Stated goal:
Rewrite the rows from the start through the line with "legend-label: SNRin=2dB [538, 390, 644, 412]", substituting "x-axis-tick" for "x-tick-label" and leaving everything else as it is.

Data for this exercise:
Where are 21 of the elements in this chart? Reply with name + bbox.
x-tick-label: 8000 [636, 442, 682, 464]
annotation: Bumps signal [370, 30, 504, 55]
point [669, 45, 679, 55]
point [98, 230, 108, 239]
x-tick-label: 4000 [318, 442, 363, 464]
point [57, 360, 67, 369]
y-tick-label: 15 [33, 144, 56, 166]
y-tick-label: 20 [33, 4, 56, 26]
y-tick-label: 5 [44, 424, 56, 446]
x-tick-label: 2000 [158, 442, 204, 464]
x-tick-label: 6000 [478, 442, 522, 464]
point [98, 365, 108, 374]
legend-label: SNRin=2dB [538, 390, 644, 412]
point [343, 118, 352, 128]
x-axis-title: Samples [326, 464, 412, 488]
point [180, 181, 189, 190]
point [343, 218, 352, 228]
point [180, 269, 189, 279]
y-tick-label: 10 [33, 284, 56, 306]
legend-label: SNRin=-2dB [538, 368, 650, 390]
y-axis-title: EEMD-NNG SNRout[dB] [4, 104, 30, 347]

Final answer:
Where are 21 of the elements in this chart? Reply with name + bbox.
x-axis-tick: 8000 [636, 442, 682, 464]
annotation: Bumps signal [370, 30, 504, 55]
point [669, 45, 679, 55]
point [98, 230, 108, 239]
x-axis-tick: 4000 [318, 442, 363, 464]
point [57, 360, 67, 369]
y-tick-label: 15 [33, 144, 56, 166]
y-tick-label: 20 [33, 4, 56, 26]
y-tick-label: 5 [44, 424, 56, 446]
x-axis-tick: 2000 [158, 442, 204, 464]
x-axis-tick: 6000 [478, 442, 522, 464]
point [98, 365, 108, 374]
legend-label: SNRin=2dB [538, 390, 644, 412]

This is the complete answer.